YOUR OBJECTIVE ->
Please transcribe the data below exactly. Leave the pictures out.

ENTRIES PROVIDED ->

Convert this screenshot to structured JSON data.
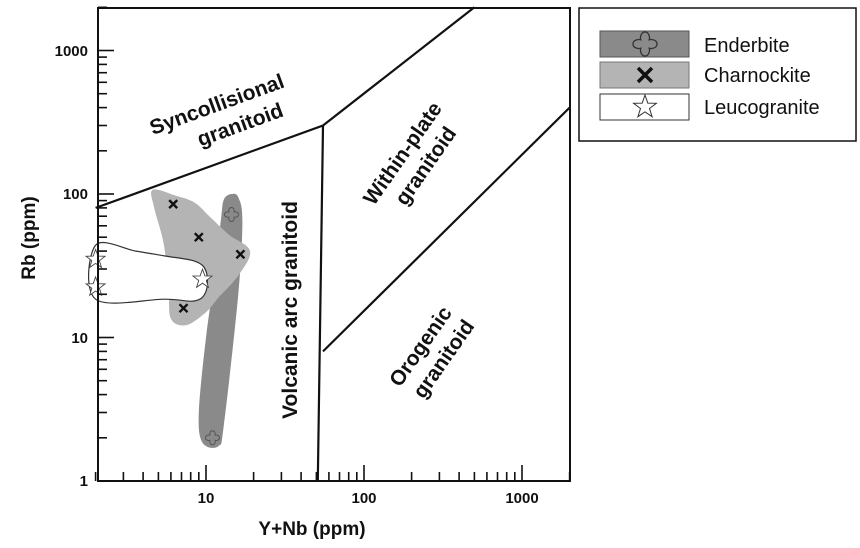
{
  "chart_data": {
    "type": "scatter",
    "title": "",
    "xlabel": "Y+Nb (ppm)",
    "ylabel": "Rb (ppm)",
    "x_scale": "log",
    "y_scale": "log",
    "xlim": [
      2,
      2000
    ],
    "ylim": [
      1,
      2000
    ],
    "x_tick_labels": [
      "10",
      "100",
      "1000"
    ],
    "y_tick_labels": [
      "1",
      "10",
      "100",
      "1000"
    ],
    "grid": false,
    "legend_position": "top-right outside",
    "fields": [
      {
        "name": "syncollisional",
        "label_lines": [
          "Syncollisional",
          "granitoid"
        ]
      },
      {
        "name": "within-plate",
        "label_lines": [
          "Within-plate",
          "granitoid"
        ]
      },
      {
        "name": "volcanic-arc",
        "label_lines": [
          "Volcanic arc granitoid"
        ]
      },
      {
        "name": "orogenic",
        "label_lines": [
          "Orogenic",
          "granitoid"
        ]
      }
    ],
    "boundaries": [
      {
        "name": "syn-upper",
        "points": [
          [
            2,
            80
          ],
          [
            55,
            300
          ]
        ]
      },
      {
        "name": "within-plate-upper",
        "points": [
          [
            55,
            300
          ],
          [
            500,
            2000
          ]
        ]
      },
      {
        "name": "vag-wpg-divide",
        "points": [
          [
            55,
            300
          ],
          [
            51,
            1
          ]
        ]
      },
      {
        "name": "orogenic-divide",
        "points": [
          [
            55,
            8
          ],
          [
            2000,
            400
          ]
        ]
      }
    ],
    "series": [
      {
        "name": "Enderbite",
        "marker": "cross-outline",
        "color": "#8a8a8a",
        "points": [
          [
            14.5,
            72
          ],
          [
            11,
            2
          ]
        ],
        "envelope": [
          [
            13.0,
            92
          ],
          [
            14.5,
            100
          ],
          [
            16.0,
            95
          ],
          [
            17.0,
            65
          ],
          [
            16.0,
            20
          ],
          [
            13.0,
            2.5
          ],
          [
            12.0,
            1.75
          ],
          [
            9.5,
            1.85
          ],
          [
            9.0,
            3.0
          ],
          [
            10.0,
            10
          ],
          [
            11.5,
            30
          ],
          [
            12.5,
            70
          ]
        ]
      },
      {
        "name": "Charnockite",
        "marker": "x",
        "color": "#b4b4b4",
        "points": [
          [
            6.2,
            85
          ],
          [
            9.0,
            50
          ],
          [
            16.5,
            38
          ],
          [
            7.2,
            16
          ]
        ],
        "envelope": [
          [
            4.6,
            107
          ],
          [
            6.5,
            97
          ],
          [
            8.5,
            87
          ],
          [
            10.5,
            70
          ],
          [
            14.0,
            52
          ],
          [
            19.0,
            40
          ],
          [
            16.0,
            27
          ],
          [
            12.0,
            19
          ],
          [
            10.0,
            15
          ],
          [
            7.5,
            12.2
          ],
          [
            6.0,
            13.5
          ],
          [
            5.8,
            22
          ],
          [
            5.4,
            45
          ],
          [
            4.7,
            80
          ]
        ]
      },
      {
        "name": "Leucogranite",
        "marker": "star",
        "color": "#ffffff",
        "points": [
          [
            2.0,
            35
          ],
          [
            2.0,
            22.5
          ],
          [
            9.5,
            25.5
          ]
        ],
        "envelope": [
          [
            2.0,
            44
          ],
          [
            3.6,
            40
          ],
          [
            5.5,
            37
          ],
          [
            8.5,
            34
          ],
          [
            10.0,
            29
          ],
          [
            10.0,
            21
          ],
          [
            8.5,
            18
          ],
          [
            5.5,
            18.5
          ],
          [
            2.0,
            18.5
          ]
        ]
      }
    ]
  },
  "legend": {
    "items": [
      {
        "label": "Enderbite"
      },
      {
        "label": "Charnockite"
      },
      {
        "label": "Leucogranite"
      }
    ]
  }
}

TASK OUTPUT ->
Convert this screenshot to structured JSON data.
{
  "chart_data": {
    "type": "scatter",
    "title": "",
    "xlabel": "Y+Nb (ppm)",
    "ylabel": "Rb (ppm)",
    "x_scale": "log",
    "y_scale": "log",
    "xlim": [
      2,
      2000
    ],
    "ylim": [
      1,
      2000
    ],
    "x_tick_labels": [
      "10",
      "100",
      "1000"
    ],
    "y_tick_labels": [
      "1",
      "10",
      "100",
      "1000"
    ],
    "grid": false,
    "legend_position": "top-right outside",
    "fields": [
      {
        "name": "syncollisional",
        "label_lines": [
          "Syncollisional",
          "granitoid"
        ]
      },
      {
        "name": "within-plate",
        "label_lines": [
          "Within-plate",
          "granitoid"
        ]
      },
      {
        "name": "volcanic-arc",
        "label_lines": [
          "Volcanic arc granitoid"
        ]
      },
      {
        "name": "orogenic",
        "label_lines": [
          "Orogenic",
          "granitoid"
        ]
      }
    ],
    "boundaries": [
      {
        "name": "syn-upper",
        "points": [
          [
            2,
            80
          ],
          [
            55,
            300
          ]
        ]
      },
      {
        "name": "within-plate-upper",
        "points": [
          [
            55,
            300
          ],
          [
            500,
            2000
          ]
        ]
      },
      {
        "name": "vag-wpg-divide",
        "points": [
          [
            55,
            300
          ],
          [
            51,
            1
          ]
        ]
      },
      {
        "name": "orogenic-divide",
        "points": [
          [
            55,
            8
          ],
          [
            2000,
            400
          ]
        ]
      }
    ],
    "series": [
      {
        "name": "Enderbite",
        "marker": "cross-outline",
        "color": "#8a8a8a",
        "points": [
          [
            14.5,
            72
          ],
          [
            11,
            2
          ]
        ],
        "envelope": [
          [
            13.0,
            92
          ],
          [
            14.5,
            100
          ],
          [
            16.0,
            95
          ],
          [
            17.0,
            65
          ],
          [
            16.0,
            20
          ],
          [
            13.0,
            2.5
          ],
          [
            12.0,
            1.75
          ],
          [
            9.5,
            1.85
          ],
          [
            9.0,
            3.0
          ],
          [
            10.0,
            10
          ],
          [
            11.5,
            30
          ],
          [
            12.5,
            70
          ]
        ]
      },
      {
        "name": "Charnockite",
        "marker": "x",
        "color": "#b4b4b4",
        "points": [
          [
            6.2,
            85
          ],
          [
            9.0,
            50
          ],
          [
            16.5,
            38
          ],
          [
            7.2,
            16
          ]
        ],
        "envelope": [
          [
            4.6,
            107
          ],
          [
            6.5,
            97
          ],
          [
            8.5,
            87
          ],
          [
            10.5,
            70
          ],
          [
            14.0,
            52
          ],
          [
            19.0,
            40
          ],
          [
            16.0,
            27
          ],
          [
            12.0,
            19
          ],
          [
            10.0,
            15
          ],
          [
            7.5,
            12.2
          ],
          [
            6.0,
            13.5
          ],
          [
            5.8,
            22
          ],
          [
            5.4,
            45
          ],
          [
            4.7,
            80
          ]
        ]
      },
      {
        "name": "Leucogranite",
        "marker": "star",
        "color": "#ffffff",
        "points": [
          [
            2.0,
            35
          ],
          [
            2.0,
            22.5
          ],
          [
            9.5,
            25.5
          ]
        ],
        "envelope": [
          [
            2.0,
            44
          ],
          [
            3.6,
            40
          ],
          [
            5.5,
            37
          ],
          [
            8.5,
            34
          ],
          [
            10.0,
            29
          ],
          [
            10.0,
            21
          ],
          [
            8.5,
            18
          ],
          [
            5.5,
            18.5
          ],
          [
            2.0,
            18.5
          ]
        ]
      }
    ]
  },
  "legend": {
    "items": [
      {
        "label": "Enderbite"
      },
      {
        "label": "Charnockite"
      },
      {
        "label": "Leucogranite"
      }
    ]
  }
}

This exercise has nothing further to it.